§ **Excerpted passage**:
******************************
You might not think that Maine has a high profile in the Washington D.C. headquarters of the U.S. Department of Agriculture, but that would be because you probably think that the U.S.D.A. only concerns itself with agriculture. During a recent visit to Maine by some of their top brass, however, the broad role U.S.D.A. plays in sustaining rural communities came into sharp focus—supporting alternative energy initiatives among rural electric cooperatives, piloting distance learning programs in one-room island schoolhouses and investing in telemedicine technology mounted on the Maine Seacoast Mission’s flagship the Sunbeam.

Dallas Tonsager, the Under Secretary of Agriculture for Rural Development in the current administration led the visit to Maine and he brought with him nine U.S.D.A. state directors from the eastern region, including Maine’s director, Virginia Manuel, to review some of their investments in this state and to discuss strategies for fine tuning their current programs.
******************************
§ **Requirement A**:
Write out the article on the U.S.D.A. visit to Maine word for word, from "Dallas Tonsager, the" to "their current programs.".
The article and the entries that follow are unrelated to each other.
******************************
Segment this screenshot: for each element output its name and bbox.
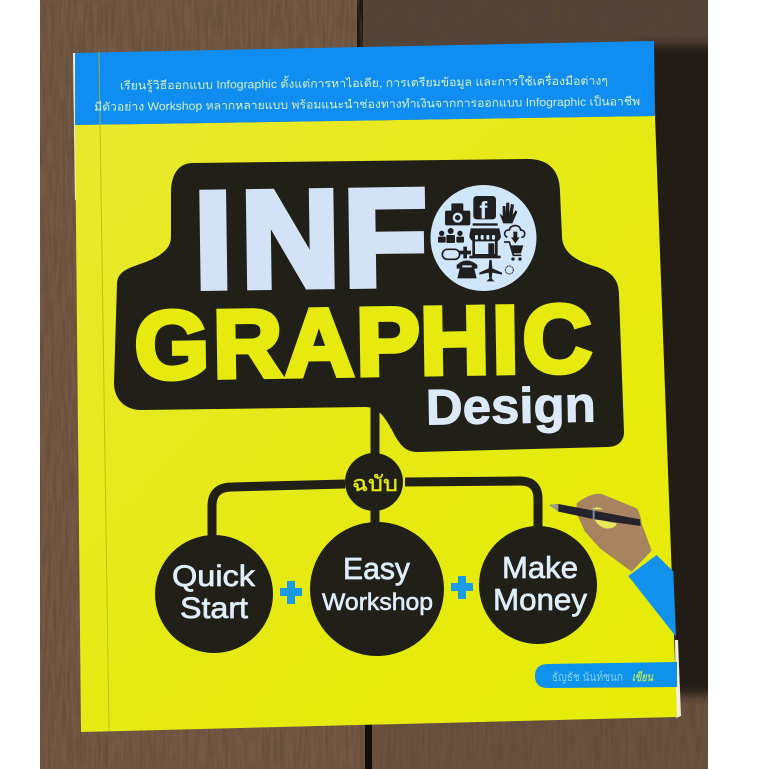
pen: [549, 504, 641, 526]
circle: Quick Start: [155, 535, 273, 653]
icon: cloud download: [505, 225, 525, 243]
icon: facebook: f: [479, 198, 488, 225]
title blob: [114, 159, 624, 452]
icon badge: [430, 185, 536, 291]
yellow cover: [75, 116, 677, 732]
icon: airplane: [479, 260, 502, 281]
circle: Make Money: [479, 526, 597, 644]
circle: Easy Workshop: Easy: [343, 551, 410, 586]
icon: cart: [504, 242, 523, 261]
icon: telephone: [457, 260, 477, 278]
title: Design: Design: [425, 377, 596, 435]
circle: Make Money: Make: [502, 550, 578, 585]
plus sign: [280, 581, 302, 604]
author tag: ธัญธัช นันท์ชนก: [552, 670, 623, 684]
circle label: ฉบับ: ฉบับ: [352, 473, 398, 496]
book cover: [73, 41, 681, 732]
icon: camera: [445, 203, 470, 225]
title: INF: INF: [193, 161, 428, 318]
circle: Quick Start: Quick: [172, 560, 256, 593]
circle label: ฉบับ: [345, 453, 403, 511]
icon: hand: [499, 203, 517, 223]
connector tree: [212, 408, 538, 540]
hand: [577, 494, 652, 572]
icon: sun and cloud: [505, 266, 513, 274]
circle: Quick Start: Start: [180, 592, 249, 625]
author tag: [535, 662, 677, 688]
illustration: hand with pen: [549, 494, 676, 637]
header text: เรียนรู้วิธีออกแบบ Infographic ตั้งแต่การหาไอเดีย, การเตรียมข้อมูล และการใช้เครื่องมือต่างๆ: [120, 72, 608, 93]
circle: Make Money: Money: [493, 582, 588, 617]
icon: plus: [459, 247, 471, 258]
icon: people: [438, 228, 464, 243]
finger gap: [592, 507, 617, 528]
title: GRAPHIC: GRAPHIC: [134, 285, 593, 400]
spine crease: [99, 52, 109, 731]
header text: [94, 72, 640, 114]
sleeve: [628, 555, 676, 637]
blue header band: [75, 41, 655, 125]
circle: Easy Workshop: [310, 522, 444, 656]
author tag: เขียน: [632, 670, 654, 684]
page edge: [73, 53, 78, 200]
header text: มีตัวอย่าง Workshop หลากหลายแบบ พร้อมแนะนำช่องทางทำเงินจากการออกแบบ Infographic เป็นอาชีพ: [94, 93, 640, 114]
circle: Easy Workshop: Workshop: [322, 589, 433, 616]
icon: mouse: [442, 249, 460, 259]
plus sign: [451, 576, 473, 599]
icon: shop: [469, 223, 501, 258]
******************************
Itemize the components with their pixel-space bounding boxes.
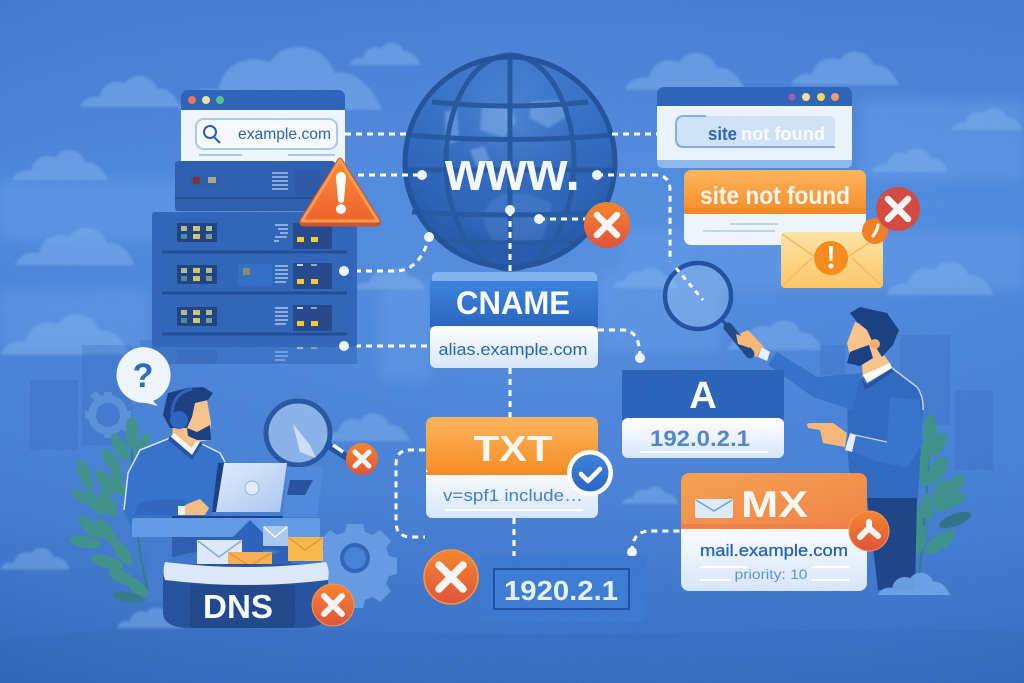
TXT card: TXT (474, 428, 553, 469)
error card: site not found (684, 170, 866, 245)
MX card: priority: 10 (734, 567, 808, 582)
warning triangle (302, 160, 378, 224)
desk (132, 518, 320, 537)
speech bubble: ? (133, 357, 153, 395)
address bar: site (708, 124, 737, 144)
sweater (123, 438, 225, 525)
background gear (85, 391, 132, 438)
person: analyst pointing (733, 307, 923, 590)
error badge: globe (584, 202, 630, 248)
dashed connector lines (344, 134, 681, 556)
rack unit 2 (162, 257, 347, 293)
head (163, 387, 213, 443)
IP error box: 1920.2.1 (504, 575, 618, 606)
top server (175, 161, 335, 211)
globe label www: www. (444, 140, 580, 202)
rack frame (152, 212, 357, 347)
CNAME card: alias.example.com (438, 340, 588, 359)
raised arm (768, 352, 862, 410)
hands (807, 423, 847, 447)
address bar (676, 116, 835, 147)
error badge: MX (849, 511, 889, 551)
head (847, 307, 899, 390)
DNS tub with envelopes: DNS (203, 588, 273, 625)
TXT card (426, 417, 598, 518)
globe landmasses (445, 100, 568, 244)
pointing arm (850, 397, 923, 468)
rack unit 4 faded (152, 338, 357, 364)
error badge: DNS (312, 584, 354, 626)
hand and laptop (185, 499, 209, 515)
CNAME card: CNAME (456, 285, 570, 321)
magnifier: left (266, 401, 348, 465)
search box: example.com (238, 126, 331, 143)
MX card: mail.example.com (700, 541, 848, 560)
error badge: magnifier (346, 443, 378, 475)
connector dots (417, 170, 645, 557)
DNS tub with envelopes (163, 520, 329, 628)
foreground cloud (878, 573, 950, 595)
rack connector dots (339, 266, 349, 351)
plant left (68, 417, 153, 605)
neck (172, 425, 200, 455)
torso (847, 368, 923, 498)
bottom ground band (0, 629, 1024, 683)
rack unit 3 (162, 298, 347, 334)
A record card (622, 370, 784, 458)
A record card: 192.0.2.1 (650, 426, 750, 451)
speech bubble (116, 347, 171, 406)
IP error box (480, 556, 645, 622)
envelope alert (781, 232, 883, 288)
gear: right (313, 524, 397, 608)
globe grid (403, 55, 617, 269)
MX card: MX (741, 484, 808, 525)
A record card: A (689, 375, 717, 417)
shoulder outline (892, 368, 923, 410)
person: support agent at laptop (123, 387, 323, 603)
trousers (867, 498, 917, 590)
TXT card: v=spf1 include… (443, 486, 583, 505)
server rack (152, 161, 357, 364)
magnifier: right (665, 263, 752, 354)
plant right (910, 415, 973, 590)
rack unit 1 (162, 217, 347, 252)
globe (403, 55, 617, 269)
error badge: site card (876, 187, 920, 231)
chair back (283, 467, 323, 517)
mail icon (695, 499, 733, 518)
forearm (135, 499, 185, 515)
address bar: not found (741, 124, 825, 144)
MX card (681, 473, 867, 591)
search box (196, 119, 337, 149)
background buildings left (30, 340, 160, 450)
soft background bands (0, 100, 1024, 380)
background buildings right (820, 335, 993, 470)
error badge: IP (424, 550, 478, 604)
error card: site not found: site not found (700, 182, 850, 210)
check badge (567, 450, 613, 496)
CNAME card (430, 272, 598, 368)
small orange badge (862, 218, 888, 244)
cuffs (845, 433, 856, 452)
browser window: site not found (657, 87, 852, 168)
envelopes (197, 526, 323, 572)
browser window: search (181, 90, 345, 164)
******************************
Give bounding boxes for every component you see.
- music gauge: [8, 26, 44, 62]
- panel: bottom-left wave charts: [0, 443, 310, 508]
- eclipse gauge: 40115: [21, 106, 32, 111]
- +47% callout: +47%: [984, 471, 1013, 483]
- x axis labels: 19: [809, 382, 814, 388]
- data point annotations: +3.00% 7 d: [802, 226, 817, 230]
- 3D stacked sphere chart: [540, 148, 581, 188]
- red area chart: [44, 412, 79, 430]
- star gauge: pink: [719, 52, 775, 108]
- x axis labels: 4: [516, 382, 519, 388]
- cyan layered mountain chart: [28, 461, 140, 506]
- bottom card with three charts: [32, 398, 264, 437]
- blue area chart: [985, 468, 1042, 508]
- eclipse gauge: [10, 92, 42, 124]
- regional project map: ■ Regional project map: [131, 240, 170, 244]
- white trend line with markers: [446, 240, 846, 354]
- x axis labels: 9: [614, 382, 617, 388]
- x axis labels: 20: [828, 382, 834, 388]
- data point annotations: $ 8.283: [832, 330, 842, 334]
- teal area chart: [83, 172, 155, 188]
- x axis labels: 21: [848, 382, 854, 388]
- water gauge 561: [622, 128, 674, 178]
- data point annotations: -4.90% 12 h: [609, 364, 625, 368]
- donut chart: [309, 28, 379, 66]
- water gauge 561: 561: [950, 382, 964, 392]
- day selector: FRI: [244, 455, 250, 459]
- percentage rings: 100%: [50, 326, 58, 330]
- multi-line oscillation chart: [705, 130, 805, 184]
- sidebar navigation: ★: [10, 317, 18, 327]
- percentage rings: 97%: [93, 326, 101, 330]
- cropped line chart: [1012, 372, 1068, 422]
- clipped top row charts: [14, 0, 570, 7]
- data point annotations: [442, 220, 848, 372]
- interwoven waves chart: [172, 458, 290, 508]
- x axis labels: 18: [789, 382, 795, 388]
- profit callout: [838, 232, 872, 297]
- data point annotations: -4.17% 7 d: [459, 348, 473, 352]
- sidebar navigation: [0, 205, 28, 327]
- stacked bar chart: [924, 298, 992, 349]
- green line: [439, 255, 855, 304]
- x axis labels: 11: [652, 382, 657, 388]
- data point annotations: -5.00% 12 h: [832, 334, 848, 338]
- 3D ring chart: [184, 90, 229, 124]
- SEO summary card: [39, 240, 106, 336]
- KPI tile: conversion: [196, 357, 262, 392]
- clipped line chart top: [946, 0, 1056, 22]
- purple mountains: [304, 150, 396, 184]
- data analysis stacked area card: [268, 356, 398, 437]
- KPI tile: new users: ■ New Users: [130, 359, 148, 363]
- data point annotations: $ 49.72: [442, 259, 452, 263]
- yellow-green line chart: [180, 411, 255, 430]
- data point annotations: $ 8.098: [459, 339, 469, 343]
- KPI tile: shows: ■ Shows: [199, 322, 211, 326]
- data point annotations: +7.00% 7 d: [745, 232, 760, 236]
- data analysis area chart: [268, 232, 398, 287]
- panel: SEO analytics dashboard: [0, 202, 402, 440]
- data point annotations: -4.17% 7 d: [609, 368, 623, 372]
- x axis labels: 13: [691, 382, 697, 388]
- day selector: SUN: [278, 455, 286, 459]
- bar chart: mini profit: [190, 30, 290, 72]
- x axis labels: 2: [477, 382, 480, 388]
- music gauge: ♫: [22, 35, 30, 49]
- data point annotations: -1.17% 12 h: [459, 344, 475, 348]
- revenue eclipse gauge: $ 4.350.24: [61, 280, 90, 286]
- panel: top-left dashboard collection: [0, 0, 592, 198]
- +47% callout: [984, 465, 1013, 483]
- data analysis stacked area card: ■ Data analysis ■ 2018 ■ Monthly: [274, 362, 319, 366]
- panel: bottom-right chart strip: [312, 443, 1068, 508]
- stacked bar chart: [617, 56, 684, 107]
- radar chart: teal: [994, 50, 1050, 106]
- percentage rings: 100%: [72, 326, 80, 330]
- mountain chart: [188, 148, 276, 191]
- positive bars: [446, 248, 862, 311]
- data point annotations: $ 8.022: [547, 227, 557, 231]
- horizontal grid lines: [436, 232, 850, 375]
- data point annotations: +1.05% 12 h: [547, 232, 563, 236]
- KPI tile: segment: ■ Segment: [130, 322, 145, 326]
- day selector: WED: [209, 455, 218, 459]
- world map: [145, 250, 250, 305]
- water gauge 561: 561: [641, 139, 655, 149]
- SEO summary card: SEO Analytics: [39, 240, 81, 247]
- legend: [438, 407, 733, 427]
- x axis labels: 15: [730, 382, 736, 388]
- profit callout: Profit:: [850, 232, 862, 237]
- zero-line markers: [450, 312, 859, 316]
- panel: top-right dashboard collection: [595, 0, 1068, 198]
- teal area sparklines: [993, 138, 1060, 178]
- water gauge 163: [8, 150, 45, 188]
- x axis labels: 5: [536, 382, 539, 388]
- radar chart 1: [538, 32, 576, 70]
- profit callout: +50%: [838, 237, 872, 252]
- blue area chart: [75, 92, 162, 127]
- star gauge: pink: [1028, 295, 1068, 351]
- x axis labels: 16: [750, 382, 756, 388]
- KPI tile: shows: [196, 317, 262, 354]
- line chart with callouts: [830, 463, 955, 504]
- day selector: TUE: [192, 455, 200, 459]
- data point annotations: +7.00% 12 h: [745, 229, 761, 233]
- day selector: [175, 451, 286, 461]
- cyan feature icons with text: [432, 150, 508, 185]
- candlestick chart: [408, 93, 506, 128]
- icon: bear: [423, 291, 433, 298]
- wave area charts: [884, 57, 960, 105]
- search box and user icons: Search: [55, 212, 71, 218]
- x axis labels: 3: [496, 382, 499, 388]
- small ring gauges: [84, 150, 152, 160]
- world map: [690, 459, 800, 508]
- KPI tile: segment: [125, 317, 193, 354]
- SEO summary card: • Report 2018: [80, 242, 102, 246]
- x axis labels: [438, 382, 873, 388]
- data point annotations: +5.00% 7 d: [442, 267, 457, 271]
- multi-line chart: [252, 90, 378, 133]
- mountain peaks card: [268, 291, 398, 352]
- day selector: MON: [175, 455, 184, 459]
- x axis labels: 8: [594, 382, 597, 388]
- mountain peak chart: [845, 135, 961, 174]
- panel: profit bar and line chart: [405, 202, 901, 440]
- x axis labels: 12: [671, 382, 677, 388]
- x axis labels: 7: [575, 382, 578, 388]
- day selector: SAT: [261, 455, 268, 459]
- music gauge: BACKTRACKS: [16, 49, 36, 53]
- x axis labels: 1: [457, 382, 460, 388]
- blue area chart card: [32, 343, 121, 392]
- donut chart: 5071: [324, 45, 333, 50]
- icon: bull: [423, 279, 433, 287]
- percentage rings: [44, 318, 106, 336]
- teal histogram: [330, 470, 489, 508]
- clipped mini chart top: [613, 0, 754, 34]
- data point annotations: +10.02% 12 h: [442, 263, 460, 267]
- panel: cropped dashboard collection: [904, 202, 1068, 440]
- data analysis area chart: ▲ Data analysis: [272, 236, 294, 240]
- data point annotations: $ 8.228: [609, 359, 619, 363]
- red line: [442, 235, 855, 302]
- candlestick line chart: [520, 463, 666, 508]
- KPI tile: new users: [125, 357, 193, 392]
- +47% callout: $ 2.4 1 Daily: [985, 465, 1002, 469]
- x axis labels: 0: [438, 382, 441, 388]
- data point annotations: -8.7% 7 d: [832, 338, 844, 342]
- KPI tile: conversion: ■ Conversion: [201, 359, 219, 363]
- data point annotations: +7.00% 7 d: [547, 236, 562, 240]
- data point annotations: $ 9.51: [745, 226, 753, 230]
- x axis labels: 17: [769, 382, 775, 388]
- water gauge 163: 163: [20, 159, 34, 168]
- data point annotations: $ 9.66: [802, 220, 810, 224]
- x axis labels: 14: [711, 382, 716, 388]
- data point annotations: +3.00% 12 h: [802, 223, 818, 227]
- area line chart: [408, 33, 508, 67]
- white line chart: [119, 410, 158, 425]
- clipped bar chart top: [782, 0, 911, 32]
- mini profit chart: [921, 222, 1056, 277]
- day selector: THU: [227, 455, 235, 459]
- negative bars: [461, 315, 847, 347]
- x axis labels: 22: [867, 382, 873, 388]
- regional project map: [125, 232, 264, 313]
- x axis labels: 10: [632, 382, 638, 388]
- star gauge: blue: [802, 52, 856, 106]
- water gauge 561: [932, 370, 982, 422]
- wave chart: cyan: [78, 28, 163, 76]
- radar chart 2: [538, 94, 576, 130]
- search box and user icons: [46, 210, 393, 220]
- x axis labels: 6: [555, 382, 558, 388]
******************************
§ **Requirement B**:
Repeat verbatim the entries from the line with "Give bounding boxes" to the line with "- x axis labels: 9: [614, 382, 617, 388]", including both of those lines.

§ **Full output A**:
Dallas Tonsager, the Under Secretary of Agriculture for Rural Development in the current administration led the visit to Maine and he brought with him nine U.S.D.A. state directors from the eastern region, including Maine’s director, Virginia Manuel, to review some of their investments in this state and to discuss strategies for fine tuning their current programs.

§ **Full output B**:
Give bounding boxes for every component you see.
- music gauge: [8, 26, 44, 62]
- panel: bottom-left wave charts: [0, 443, 310, 508]
- eclipse gauge: 40115: [21, 106, 32, 111]
- +47% callout: +47%: [984, 471, 1013, 483]
- x axis labels: 19: [809, 382, 814, 388]
- data point annotations: +3.00% 7 d: [802, 226, 817, 230]
- 3D stacked sphere chart: [540, 148, 581, 188]
- red area chart: [44, 412, 79, 430]
- star gauge: pink: [719, 52, 775, 108]
- x axis labels: 4: [516, 382, 519, 388]
- cyan layered mountain chart: [28, 461, 140, 506]
- bottom card with three charts: [32, 398, 264, 437]
- blue area chart: [985, 468, 1042, 508]
- eclipse gauge: [10, 92, 42, 124]
- regional project map: ■ Regional project map: [131, 240, 170, 244]
- white trend line with markers: [446, 240, 846, 354]
- x axis labels: 9: [614, 382, 617, 388]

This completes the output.